Your task:
Filter the records for lines holding the string "detached".

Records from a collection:

----

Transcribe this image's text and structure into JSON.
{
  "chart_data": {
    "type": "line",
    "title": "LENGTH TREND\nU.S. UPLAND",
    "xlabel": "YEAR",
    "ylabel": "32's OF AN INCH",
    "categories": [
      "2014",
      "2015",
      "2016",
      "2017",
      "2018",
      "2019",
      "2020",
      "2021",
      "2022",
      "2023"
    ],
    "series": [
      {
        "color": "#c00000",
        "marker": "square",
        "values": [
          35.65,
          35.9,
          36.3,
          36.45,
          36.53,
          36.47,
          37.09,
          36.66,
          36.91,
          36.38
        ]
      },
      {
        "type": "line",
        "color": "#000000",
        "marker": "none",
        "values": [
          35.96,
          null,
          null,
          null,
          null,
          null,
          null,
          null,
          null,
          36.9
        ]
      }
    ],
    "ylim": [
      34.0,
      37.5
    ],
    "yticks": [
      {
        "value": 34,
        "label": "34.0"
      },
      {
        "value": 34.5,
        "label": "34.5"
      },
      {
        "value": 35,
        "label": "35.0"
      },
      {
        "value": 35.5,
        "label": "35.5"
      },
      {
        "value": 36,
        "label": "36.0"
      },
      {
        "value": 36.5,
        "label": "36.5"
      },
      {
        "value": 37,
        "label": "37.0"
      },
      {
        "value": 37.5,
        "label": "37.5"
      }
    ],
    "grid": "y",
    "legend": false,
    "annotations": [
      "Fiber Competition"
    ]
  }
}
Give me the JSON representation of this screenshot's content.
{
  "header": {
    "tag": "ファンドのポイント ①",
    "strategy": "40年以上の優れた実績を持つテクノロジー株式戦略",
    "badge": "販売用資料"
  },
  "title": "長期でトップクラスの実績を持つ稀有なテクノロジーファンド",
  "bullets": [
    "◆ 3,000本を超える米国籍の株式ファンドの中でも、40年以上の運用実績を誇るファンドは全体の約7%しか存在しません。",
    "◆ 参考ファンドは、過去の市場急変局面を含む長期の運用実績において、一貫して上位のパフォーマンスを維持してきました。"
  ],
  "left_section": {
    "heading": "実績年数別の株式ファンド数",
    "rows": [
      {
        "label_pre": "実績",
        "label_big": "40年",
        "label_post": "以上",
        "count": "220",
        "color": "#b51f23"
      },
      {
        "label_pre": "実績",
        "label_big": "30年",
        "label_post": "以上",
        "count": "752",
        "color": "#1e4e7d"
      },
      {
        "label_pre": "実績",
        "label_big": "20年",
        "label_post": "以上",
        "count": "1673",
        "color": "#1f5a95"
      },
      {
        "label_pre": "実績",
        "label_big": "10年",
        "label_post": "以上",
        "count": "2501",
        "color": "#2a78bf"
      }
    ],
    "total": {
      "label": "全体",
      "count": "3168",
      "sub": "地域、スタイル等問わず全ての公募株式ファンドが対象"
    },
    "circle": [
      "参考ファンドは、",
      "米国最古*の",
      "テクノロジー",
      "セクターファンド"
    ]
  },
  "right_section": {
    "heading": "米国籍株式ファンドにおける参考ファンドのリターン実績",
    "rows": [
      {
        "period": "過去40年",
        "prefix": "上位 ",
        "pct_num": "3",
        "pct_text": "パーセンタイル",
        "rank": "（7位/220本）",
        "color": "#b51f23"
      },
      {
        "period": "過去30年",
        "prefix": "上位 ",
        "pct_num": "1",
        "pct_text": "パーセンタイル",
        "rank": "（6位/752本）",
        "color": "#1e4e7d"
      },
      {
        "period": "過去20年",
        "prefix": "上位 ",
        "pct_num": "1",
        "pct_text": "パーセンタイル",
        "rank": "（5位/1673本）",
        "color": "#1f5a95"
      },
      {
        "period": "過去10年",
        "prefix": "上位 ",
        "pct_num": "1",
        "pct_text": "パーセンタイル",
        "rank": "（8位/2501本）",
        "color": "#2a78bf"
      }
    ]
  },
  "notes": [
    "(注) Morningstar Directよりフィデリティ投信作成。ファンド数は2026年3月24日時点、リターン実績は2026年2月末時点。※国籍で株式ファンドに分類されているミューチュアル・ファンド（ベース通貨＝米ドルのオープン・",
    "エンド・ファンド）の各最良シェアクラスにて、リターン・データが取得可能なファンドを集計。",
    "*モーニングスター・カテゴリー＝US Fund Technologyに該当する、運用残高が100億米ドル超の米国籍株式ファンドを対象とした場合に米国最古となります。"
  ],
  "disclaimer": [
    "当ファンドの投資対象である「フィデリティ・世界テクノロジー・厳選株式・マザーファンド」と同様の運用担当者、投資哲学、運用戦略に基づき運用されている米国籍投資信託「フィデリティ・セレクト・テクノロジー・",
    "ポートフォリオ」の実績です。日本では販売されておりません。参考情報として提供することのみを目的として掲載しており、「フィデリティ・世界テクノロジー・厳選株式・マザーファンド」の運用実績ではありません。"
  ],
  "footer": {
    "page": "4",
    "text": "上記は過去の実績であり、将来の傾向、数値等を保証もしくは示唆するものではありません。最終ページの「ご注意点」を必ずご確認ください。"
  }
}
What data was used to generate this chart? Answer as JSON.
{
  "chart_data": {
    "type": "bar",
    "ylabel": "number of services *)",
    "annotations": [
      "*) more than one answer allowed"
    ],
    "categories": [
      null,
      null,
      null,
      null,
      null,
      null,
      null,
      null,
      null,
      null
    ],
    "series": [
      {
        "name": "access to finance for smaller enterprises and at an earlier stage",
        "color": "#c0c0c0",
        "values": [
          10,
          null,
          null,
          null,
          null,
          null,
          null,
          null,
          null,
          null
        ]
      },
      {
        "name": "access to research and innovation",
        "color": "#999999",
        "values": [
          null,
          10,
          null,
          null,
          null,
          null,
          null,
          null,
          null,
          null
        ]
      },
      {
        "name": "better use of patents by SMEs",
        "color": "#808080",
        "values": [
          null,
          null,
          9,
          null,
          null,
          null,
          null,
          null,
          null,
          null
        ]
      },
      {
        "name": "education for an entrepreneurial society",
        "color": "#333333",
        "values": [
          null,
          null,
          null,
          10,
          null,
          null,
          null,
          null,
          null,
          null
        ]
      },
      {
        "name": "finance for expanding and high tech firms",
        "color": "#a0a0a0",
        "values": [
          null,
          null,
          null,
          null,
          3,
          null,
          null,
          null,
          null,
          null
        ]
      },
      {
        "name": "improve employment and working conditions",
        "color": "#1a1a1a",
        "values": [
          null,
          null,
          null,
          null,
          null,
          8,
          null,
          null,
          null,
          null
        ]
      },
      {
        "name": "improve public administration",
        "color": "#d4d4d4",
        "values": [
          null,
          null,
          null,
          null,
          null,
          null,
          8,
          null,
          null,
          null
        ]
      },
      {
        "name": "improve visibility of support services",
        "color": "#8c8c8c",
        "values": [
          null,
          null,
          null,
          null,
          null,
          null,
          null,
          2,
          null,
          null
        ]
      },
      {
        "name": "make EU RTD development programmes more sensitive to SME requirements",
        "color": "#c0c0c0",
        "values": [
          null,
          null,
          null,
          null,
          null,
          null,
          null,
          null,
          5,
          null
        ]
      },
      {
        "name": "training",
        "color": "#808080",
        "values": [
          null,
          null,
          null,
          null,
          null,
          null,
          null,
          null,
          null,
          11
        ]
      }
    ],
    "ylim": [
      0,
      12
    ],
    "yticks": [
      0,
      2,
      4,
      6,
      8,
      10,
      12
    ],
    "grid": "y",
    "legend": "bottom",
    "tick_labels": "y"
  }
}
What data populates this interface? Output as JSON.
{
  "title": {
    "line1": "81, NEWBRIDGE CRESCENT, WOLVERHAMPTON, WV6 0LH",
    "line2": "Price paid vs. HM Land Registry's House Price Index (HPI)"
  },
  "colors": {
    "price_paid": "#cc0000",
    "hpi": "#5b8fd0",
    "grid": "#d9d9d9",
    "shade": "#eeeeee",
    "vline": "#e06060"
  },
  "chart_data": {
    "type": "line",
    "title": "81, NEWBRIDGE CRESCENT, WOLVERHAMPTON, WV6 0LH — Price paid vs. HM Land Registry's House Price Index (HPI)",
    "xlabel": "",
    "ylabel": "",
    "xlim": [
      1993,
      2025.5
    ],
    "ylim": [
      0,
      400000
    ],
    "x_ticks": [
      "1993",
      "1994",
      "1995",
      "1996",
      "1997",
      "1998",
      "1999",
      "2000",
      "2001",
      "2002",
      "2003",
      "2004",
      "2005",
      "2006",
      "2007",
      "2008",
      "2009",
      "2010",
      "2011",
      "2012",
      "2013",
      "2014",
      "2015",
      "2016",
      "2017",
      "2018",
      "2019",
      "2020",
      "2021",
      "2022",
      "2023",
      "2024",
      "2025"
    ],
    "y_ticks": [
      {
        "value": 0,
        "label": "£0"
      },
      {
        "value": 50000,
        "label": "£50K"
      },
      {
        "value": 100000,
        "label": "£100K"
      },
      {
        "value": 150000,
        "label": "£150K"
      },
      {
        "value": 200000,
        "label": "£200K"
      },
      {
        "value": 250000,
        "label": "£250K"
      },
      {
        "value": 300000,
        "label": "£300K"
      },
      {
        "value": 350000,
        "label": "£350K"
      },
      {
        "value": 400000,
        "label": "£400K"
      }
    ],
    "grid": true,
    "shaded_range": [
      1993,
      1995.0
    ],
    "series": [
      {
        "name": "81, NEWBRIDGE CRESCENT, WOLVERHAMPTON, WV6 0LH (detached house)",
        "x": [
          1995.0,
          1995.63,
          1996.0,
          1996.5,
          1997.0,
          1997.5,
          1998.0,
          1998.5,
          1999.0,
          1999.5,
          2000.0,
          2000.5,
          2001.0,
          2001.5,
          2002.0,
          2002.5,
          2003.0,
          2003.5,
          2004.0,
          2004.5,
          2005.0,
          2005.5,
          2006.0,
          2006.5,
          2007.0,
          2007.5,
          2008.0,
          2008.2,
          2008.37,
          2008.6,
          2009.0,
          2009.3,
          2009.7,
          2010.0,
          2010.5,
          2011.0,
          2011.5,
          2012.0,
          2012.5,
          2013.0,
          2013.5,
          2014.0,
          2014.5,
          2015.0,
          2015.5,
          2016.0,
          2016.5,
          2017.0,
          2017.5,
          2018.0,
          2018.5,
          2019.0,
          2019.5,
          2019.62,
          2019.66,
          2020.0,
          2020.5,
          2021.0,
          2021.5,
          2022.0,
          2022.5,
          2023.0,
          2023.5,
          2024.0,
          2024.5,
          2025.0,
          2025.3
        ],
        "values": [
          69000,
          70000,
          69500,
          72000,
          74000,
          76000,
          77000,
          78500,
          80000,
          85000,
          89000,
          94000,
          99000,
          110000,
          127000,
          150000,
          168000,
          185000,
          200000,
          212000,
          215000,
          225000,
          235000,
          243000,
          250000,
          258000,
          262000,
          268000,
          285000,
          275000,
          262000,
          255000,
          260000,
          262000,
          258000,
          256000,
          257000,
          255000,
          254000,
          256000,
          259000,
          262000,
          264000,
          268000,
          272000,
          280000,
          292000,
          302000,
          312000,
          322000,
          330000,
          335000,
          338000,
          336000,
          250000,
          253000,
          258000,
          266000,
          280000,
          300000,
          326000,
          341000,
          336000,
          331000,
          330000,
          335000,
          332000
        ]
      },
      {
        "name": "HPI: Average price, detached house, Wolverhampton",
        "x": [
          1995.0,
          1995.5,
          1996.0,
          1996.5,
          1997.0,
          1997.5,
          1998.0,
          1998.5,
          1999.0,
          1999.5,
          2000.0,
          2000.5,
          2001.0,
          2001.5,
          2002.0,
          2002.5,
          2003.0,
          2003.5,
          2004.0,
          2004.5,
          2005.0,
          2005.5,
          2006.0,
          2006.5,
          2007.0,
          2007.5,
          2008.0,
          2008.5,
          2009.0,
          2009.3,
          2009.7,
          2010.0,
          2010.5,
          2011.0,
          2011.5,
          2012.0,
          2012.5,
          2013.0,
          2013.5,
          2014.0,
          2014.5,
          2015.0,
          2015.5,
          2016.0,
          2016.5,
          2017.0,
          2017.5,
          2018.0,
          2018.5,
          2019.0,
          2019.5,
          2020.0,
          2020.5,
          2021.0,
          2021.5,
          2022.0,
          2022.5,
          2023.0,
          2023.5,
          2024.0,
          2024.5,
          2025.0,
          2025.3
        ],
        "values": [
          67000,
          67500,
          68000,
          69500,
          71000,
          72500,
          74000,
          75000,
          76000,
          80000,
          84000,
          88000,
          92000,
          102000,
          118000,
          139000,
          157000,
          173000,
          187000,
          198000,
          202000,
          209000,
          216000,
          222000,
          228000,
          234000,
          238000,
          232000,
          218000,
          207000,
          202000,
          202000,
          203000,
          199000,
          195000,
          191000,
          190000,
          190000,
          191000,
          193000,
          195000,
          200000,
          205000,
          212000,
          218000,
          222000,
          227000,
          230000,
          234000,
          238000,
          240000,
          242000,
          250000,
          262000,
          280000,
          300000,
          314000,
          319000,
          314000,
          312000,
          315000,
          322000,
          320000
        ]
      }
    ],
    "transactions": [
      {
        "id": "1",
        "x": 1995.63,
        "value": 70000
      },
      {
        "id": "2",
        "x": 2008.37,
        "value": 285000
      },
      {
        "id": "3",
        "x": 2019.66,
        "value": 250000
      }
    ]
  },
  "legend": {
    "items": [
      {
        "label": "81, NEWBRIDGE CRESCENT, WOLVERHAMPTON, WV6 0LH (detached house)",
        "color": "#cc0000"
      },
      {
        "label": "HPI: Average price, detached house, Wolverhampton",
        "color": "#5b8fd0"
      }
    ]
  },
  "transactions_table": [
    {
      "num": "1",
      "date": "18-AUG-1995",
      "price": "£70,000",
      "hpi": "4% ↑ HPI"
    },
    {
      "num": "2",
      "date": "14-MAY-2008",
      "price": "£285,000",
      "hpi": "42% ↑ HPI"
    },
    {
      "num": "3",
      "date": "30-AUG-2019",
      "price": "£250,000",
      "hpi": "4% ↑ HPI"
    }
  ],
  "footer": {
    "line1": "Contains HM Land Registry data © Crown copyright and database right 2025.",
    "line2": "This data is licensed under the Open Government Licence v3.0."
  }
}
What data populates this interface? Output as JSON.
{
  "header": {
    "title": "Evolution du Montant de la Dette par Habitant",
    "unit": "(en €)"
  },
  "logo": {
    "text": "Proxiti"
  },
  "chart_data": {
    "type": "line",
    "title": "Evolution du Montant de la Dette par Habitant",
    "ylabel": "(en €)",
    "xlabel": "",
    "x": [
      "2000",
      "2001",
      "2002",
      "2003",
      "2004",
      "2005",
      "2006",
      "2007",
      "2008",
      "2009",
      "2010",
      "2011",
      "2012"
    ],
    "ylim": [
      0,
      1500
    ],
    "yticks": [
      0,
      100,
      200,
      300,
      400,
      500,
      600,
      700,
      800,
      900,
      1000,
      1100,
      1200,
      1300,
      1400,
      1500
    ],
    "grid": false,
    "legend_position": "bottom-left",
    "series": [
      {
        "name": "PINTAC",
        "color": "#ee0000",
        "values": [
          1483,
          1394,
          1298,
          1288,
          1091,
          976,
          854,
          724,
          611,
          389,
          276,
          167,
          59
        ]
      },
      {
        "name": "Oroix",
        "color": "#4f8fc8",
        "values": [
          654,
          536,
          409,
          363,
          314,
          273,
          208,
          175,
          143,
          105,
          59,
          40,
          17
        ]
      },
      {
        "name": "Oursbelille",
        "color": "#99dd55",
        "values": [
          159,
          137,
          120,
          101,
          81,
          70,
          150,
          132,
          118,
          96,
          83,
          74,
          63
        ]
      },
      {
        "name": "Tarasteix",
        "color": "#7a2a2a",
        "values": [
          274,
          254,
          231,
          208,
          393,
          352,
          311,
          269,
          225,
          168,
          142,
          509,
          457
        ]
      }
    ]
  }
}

----

Full output:
        "name": "81, NEWBRIDGE CRESCENT, WOLVERHAMPTON, WV6 0LH (detached house)",
        "name": "HPI: Average price, detached house, Wolverhampton",
        "label": "81, NEWBRIDGE CRESCENT, WOLVERHAMPTON, WV6 0LH (detached house)",
        "label": "HPI: Average price, detached house, Wolverhampton",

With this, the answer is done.